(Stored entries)
****************
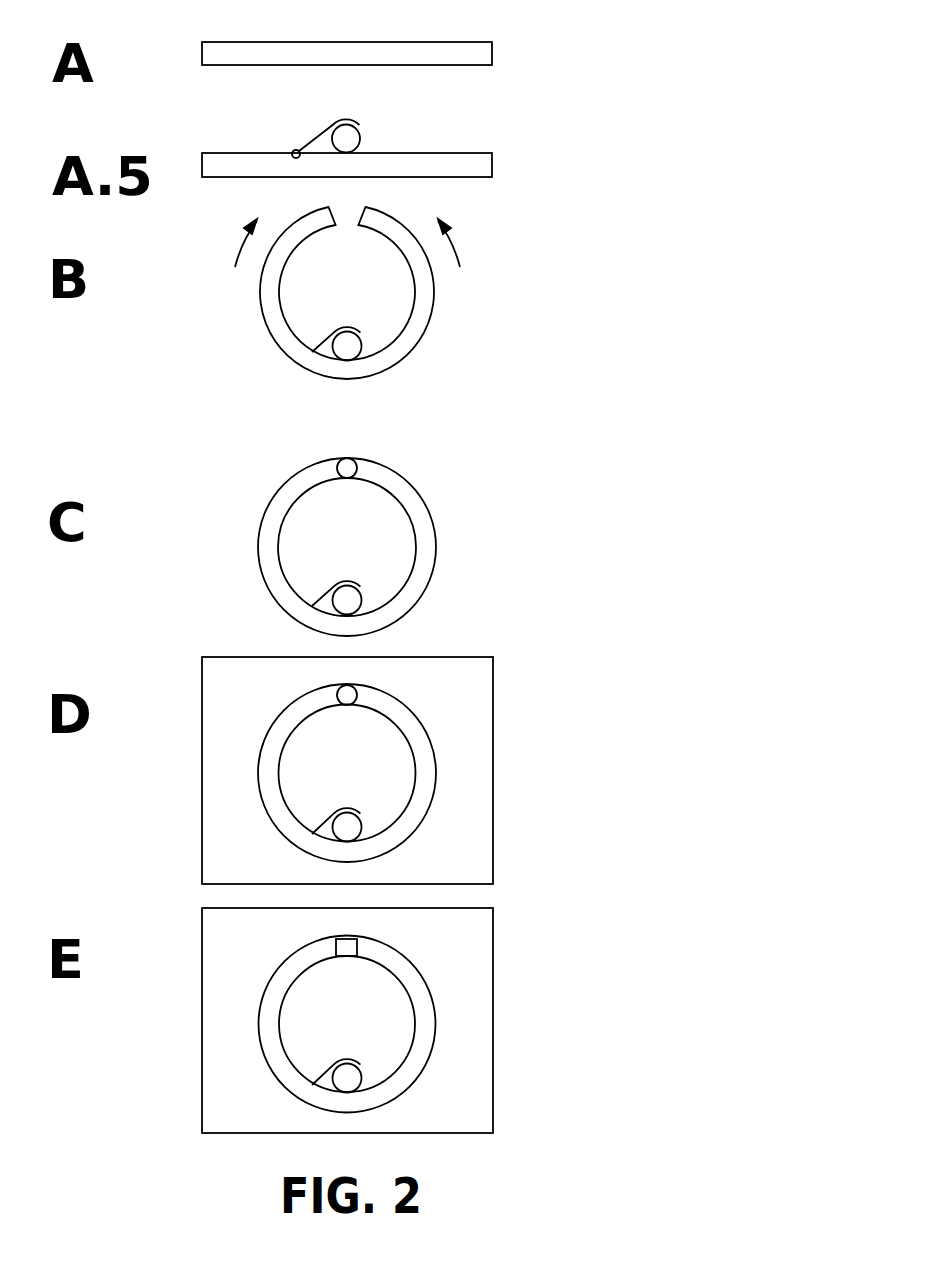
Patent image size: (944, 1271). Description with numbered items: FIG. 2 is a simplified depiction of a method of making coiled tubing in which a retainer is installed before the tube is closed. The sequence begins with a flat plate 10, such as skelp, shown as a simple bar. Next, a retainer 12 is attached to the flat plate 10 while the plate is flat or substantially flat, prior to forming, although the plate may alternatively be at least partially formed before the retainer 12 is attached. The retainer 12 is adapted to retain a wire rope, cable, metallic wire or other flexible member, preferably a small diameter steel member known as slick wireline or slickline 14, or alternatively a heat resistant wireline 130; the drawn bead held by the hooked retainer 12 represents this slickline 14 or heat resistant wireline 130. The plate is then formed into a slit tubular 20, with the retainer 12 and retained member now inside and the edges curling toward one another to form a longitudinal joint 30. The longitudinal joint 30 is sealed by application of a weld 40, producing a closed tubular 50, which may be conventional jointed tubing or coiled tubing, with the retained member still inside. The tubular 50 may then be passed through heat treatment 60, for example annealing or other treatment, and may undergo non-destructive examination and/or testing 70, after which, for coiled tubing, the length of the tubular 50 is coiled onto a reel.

The flat plate 10 is at (492, 52).
The retainer 12 is at (330, 128).
The slickline 14 is at (346, 139).
The heat resistant wireline 130 is at (491, 614).
The slit tubular 20 is at (463, 295).
The longitudinal joint 30 is at (350, 455).
The weld 40 is at (296, 150).
The tubular 50 is at (427, 550).
The heat treatment 60 is at (477, 733).
The non-destructive examination and/or testing 70 is at (477, 983).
****************
_AIM:_
Turn the lines above into a numbered list, skipping any blank lines and leaving out the picture.

_CORRECT OUTPUT:_
1. Patent image size: (944, 1271). Description with numbered items: FIG. 2 is a simplified depiction of a method of making coiled tubing in which a retainer is installed before the tube is closed. The sequence begins with a flat plate 10, such as skelp, shown as a simple bar. Next, a retainer 12 is attached to the flat plate 10 while the plate is flat or substantially flat, prior to forming, although the plate may alternatively be at least partially formed before the retainer 12 is attached. The retainer 12 is adapted to retain a wire rope, cable, metallic wire or other flexible member, preferably a small diameter steel member known as slick wireline or slickline 14, or alternatively a heat resistant wireline 130; the drawn bead held by the hooked retainer 12 represents this slickline 14 or heat resistant wireline 130. The plate is then formed into a slit tubular 20, with the retainer 12 and retained member now inside and the edges curling toward one another to form a longitudinal joint 30. The longitudinal joint 30 is sealed by application of a weld 40, producing a closed tubular 50, which may be conventional jointed tubing or coiled tubing, with the retained member still inside. The tubular 50 may then be passed through heat treatment 60, for example annealing or other treatment, and may undergo non-destructive examination and/or testing 70, after which, for coiled tubing, the length of the tubular 50 is coiled onto a reel.
2. The flat plate 10 is at (492, 52).
3. The retainer 12 is at (330, 128).
4. The slickline 14 is at (346, 139).
5. The heat resistant wireline 130 is at (491, 614).
6. The slit tubular 20 is at (463, 295).
7. The longitudinal joint 30 is at (350, 455).
8. The weld 40 is at (296, 150).
9. The tubular 50 is at (427, 550).
10. The heat treatment 60 is at (477, 733).
11. The non-destructive examination and/or testing 70 is at (477, 983).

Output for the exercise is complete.